Go through the listing and copy each line with the string "this".

**TASK DATA**
▼

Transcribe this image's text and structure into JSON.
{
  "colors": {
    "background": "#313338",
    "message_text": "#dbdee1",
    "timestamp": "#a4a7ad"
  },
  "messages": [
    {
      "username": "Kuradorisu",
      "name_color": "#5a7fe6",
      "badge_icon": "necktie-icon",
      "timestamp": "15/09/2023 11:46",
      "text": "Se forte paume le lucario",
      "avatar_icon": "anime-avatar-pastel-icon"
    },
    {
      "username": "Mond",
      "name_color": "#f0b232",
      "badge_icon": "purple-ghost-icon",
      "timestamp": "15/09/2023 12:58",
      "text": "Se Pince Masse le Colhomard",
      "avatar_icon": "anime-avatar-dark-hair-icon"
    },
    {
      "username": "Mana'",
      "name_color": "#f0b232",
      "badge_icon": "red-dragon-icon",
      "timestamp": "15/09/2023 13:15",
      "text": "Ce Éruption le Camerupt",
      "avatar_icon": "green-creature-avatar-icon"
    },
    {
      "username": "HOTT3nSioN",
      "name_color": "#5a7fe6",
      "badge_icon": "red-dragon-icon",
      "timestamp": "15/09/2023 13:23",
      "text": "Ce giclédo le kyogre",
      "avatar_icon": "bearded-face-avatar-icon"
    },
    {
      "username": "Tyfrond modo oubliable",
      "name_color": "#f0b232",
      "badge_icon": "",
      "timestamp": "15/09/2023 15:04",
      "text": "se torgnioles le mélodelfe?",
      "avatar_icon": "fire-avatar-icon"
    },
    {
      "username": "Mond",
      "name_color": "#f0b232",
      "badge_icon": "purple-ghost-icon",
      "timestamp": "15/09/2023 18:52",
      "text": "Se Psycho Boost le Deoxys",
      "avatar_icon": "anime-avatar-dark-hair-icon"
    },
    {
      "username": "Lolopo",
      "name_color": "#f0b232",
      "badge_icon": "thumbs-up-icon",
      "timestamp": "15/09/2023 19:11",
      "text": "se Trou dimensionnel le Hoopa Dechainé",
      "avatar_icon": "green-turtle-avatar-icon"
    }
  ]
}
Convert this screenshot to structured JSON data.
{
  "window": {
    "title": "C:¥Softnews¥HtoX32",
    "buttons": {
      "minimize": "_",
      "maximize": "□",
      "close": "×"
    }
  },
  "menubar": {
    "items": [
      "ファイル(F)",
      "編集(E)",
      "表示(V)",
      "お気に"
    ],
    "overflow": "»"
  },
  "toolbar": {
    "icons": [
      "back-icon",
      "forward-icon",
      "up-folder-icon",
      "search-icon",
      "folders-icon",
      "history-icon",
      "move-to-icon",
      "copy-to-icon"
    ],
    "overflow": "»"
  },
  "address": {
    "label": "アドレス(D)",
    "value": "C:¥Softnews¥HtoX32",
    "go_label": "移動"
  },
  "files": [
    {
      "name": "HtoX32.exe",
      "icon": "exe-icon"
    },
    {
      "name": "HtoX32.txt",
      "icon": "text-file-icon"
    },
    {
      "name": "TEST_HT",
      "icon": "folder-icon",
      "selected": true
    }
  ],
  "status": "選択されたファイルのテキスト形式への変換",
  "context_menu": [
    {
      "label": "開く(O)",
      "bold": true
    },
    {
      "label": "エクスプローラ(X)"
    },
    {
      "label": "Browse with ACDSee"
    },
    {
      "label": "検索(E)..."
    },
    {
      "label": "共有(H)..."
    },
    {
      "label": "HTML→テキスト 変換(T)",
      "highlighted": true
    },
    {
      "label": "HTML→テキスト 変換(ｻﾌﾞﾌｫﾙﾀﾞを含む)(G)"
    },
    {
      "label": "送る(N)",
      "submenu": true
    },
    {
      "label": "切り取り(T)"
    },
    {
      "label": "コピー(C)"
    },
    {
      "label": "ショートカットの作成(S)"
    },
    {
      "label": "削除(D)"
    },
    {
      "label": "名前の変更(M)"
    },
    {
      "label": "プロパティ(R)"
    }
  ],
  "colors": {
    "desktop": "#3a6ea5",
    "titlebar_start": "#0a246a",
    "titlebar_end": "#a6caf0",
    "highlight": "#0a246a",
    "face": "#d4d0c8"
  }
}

▲
▼

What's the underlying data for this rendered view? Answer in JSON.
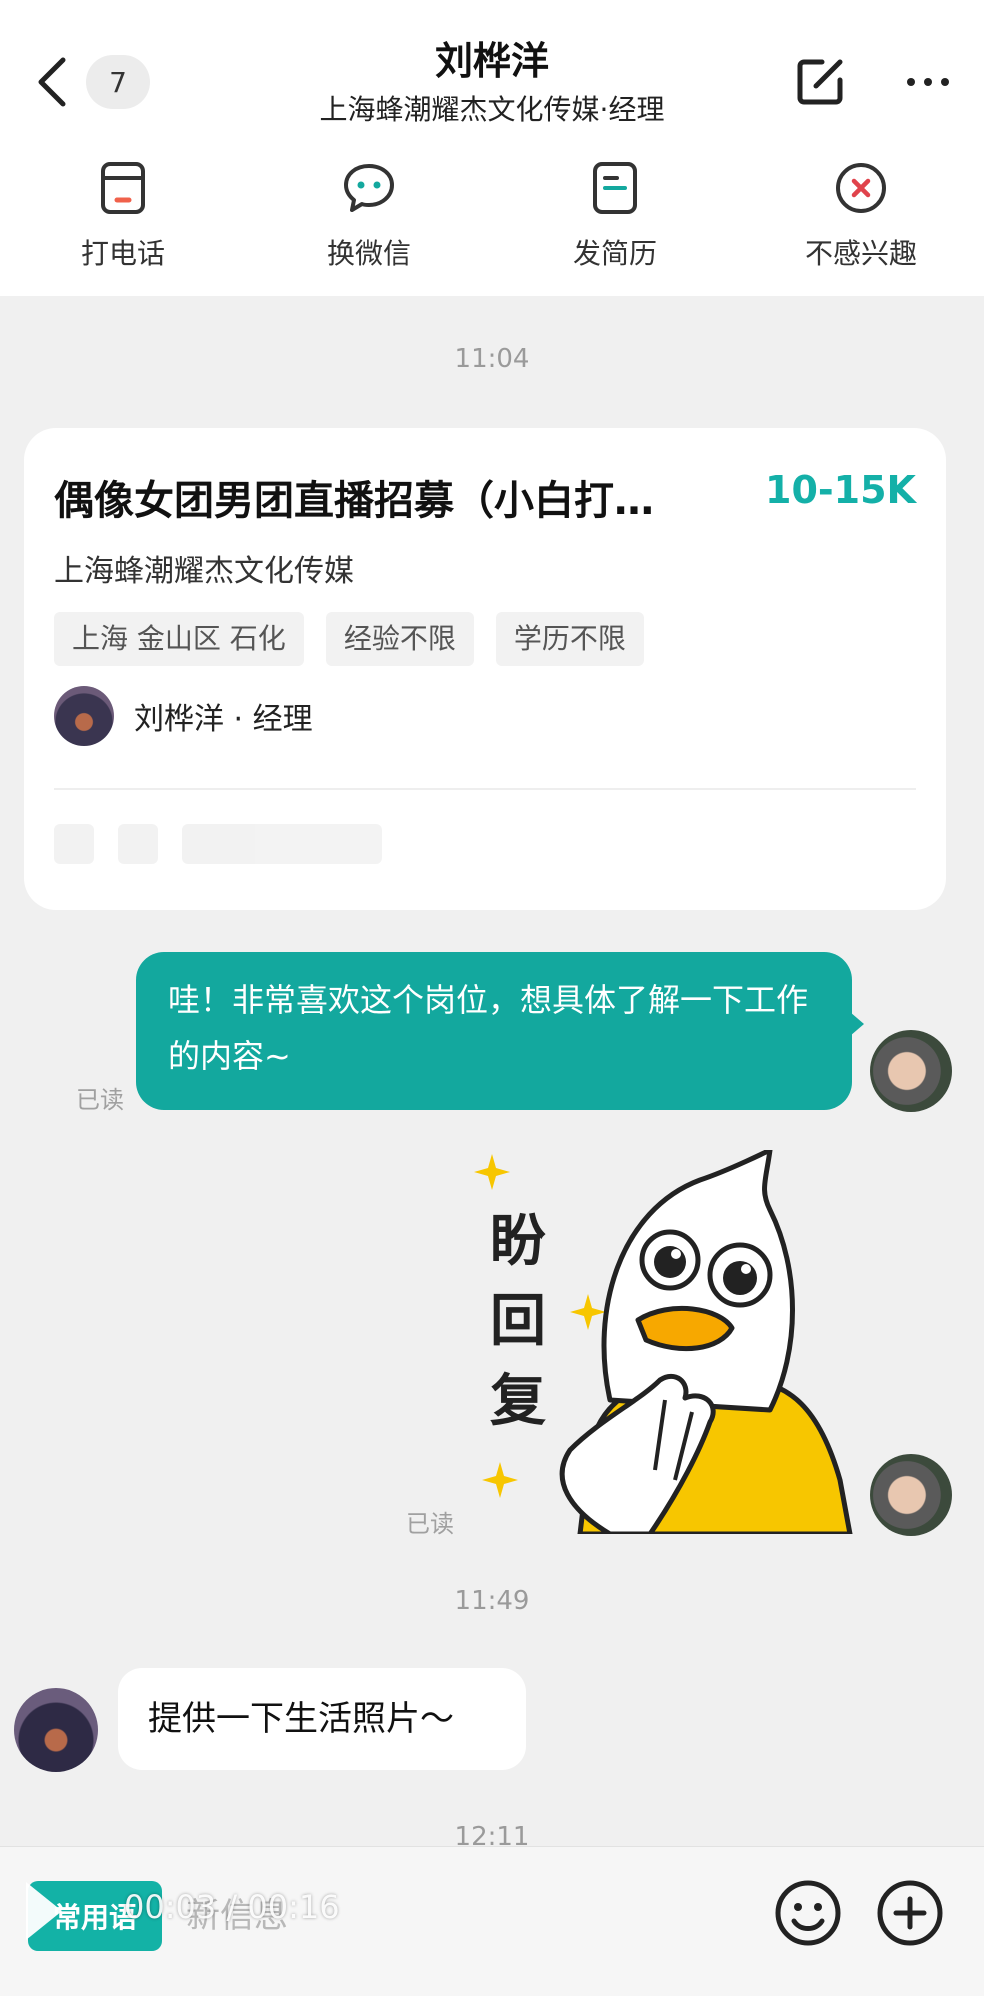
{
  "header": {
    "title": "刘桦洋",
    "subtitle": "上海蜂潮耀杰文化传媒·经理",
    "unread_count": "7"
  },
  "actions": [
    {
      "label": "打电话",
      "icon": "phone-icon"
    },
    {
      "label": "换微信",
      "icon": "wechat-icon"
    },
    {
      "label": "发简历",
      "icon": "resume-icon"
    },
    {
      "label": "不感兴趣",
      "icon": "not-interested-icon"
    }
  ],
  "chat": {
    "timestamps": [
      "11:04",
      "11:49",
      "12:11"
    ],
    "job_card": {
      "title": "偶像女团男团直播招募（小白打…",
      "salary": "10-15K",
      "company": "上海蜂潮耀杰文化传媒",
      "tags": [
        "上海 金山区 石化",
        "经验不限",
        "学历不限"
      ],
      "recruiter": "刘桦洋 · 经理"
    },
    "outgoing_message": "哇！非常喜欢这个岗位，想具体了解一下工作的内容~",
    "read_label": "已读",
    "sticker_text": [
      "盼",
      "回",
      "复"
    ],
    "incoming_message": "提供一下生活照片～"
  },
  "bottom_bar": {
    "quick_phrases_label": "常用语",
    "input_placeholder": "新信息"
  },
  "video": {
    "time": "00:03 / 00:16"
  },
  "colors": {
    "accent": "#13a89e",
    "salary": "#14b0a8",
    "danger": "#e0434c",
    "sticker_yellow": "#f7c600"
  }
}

▲
▼

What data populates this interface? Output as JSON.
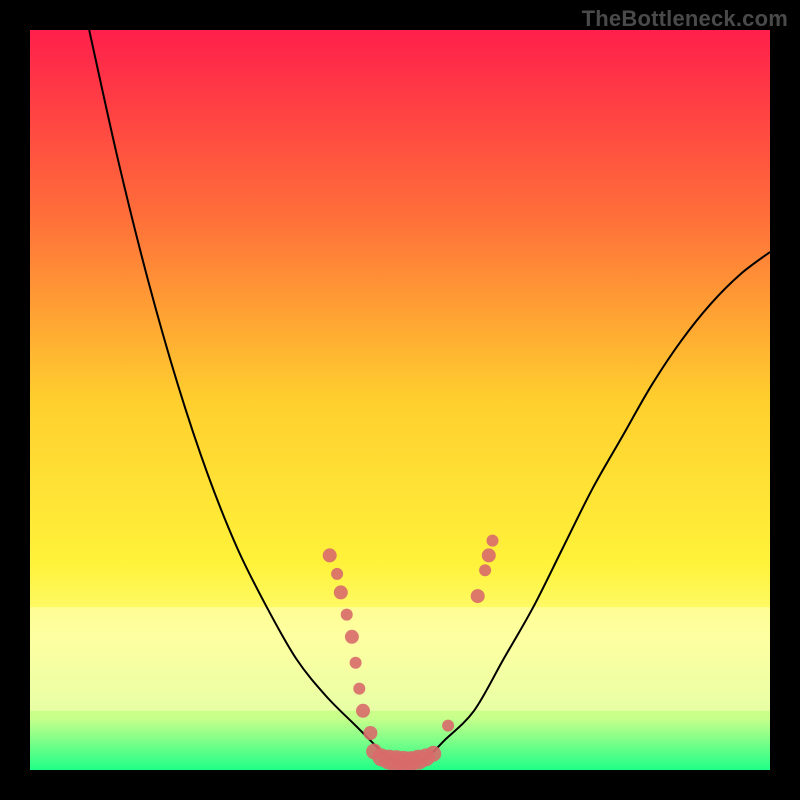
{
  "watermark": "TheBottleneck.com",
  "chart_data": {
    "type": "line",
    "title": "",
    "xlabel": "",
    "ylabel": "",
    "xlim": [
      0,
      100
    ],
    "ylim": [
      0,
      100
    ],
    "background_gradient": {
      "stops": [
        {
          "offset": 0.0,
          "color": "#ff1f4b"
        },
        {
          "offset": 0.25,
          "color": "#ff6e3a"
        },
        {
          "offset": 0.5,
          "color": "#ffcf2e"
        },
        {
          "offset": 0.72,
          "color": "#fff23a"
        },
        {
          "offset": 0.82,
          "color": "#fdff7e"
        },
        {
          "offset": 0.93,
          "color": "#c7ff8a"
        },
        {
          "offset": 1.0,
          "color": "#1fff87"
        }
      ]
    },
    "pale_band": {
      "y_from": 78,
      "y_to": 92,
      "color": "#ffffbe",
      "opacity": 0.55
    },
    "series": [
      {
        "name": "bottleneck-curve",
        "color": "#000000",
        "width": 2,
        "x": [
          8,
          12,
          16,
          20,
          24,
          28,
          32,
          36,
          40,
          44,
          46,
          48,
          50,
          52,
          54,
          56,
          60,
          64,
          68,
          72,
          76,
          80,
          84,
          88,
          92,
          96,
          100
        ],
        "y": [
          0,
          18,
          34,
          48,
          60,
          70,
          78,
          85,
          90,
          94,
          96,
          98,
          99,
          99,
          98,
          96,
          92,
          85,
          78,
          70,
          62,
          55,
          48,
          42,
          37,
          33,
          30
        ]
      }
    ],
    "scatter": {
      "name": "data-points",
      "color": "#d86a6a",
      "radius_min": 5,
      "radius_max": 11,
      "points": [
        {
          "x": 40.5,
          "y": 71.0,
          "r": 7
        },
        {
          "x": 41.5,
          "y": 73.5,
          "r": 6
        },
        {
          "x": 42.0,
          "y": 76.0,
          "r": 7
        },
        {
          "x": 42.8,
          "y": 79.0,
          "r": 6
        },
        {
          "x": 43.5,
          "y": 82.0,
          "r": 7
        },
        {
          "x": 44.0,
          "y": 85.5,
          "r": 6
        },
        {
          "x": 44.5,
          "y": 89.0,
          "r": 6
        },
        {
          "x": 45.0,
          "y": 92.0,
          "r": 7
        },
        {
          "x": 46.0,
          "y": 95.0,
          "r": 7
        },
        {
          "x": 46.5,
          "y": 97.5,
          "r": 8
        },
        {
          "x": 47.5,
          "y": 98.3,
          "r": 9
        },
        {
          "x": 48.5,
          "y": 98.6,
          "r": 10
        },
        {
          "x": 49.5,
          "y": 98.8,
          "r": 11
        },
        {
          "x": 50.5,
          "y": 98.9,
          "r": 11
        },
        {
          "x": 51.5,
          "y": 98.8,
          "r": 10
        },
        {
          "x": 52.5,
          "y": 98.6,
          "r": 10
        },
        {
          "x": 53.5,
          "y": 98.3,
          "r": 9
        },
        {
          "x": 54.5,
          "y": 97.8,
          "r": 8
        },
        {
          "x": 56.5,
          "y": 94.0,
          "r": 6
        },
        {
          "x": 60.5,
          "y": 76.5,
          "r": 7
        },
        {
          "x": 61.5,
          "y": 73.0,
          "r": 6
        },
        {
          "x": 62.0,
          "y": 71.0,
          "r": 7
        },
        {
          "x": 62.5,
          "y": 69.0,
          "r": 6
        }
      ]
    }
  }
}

▲

**ANSWER FOR THE TASK**
Transcribe this image's text and structure into JSON.
Convert this screenshot to structured JSON data.
What's the underlying data for this rendered view? Answer in JSON.
What data populates this interface? Output as JSON.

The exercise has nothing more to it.